## Start RECORDS SHOWN

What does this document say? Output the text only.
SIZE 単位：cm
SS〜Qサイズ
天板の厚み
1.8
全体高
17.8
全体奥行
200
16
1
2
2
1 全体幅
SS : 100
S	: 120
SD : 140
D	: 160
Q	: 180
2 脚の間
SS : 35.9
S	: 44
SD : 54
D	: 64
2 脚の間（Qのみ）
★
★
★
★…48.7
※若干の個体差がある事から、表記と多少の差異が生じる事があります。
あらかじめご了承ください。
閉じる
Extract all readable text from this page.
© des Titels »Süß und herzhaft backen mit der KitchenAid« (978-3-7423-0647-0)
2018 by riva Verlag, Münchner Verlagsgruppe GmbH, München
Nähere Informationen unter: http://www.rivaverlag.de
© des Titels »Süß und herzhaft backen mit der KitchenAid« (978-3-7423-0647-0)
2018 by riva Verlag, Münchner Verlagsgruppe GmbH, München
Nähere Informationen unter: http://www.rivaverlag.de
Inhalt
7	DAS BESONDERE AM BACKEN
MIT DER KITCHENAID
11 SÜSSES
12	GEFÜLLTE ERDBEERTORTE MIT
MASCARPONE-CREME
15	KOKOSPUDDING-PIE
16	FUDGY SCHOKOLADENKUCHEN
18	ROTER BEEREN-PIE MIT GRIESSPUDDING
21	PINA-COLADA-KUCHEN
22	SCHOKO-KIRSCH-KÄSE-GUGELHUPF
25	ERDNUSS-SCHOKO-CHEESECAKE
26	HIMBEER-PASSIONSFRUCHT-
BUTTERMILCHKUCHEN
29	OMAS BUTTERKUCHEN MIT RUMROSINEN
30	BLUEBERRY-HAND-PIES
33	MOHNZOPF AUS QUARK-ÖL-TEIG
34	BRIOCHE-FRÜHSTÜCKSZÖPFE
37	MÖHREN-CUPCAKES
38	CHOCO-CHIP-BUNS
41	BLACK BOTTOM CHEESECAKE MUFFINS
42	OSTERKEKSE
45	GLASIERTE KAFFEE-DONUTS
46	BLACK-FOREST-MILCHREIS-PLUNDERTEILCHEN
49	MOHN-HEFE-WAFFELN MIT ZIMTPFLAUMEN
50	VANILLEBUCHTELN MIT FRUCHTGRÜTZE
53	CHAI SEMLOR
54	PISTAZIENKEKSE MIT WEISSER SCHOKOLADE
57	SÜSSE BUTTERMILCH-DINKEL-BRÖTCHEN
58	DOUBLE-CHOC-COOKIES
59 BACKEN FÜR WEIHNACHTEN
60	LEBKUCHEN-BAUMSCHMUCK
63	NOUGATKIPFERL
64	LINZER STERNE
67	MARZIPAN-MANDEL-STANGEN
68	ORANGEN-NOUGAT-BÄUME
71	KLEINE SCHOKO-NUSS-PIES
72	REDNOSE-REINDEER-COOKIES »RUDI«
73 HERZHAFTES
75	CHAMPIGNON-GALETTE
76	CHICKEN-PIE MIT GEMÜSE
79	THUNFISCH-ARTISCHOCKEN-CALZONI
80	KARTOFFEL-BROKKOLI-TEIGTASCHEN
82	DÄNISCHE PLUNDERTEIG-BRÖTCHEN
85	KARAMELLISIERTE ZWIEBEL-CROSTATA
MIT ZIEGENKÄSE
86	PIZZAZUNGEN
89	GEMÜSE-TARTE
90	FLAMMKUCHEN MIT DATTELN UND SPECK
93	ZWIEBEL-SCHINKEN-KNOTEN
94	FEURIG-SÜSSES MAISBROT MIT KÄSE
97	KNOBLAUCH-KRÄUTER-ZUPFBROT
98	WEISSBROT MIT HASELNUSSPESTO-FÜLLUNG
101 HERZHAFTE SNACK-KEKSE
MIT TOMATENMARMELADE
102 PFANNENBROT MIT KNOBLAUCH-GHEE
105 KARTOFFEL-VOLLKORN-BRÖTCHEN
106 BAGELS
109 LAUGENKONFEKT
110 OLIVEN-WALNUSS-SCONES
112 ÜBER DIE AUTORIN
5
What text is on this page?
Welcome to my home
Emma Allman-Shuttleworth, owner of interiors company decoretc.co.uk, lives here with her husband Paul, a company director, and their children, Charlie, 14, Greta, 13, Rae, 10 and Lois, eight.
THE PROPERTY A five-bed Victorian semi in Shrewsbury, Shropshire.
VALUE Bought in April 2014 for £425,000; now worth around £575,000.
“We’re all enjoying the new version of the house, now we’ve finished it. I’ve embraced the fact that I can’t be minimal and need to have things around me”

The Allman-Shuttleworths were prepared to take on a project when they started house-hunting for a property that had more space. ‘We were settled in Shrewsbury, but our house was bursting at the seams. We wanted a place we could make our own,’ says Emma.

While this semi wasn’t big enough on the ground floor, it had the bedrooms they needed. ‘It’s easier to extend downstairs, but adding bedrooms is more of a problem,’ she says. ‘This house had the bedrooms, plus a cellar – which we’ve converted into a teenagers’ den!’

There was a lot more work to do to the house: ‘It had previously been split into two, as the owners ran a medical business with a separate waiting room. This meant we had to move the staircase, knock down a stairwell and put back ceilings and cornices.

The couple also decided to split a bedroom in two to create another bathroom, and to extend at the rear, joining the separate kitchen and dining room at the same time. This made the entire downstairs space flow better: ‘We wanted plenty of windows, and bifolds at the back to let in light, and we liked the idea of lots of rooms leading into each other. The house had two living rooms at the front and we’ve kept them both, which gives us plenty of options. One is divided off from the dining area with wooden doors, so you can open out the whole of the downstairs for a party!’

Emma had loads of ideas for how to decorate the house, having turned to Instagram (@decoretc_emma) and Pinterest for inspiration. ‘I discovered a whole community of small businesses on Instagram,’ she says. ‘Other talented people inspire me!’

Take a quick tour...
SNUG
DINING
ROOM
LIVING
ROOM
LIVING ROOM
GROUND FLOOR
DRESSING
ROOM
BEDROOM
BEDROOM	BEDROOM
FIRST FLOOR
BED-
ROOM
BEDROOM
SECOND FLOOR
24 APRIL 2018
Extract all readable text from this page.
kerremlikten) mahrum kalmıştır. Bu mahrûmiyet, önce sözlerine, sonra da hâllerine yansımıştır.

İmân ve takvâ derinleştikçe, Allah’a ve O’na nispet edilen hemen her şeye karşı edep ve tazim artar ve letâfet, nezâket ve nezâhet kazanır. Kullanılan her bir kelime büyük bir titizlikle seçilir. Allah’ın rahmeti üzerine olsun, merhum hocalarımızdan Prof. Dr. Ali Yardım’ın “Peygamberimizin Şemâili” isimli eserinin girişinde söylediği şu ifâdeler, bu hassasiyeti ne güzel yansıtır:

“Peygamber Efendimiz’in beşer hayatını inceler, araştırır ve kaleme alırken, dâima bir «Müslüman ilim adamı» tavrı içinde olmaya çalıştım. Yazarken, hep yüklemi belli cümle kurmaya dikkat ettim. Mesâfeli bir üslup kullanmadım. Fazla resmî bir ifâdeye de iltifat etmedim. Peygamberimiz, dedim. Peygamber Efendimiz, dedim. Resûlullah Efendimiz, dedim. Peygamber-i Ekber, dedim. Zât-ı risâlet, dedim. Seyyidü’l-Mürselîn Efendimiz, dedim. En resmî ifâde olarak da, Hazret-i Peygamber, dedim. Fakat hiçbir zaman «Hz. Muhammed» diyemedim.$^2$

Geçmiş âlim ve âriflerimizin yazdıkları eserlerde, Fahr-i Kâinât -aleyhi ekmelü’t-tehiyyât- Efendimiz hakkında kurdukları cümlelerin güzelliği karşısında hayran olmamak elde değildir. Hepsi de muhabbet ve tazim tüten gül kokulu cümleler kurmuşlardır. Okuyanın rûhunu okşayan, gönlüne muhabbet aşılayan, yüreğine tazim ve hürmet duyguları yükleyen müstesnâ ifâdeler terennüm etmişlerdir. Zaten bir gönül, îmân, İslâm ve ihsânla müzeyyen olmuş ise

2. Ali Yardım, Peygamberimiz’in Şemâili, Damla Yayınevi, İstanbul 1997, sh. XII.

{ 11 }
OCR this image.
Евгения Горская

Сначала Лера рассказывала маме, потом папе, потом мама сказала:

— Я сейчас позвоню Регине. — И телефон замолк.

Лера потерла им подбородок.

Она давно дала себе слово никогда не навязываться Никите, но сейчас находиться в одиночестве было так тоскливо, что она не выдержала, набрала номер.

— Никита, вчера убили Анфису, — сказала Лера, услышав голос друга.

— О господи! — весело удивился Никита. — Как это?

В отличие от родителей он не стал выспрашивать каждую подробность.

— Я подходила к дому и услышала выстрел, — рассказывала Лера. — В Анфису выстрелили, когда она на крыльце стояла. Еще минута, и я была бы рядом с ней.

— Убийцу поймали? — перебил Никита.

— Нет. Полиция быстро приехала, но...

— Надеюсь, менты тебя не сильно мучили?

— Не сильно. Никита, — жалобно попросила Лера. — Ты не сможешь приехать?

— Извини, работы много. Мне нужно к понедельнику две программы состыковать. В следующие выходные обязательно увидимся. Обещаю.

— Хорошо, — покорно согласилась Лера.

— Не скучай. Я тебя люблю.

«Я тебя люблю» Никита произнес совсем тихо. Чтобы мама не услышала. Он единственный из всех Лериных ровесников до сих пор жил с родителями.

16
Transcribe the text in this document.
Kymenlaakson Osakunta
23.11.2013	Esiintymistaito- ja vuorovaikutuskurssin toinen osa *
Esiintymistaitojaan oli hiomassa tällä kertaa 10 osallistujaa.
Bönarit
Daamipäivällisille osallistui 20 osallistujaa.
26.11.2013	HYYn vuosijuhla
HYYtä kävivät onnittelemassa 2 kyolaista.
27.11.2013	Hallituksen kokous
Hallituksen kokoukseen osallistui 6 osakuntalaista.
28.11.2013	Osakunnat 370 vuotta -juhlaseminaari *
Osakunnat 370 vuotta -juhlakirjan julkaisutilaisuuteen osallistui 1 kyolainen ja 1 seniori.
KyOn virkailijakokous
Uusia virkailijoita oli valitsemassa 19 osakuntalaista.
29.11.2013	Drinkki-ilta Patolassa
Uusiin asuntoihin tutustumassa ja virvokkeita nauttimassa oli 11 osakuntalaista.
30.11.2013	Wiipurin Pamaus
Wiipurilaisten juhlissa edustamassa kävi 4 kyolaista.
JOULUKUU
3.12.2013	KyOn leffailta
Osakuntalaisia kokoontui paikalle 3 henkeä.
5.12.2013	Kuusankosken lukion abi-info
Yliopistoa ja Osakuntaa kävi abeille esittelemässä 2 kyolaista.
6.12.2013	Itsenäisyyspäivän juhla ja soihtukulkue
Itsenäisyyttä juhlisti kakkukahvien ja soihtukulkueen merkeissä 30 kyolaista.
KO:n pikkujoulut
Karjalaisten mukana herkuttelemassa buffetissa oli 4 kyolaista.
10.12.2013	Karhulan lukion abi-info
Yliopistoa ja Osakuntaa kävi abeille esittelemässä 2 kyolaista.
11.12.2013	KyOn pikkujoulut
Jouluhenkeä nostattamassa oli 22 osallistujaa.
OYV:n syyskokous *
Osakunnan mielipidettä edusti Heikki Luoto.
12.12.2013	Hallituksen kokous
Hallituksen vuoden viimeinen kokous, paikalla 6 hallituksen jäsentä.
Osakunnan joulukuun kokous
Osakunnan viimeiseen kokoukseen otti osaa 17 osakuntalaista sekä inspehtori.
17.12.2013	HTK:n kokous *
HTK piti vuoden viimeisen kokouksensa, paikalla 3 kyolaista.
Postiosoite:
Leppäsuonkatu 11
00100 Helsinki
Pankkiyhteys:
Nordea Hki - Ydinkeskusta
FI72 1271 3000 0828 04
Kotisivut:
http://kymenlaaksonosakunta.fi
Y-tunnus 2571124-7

## End RECORDS SHOWN

Go through the entries above and pull out each line with "ZWIEBEL" in it.

85	KARAMELLISIERTE ZWIEBEL-CROSTATA
93	ZWIEBEL-SCHINKEN-KNOTEN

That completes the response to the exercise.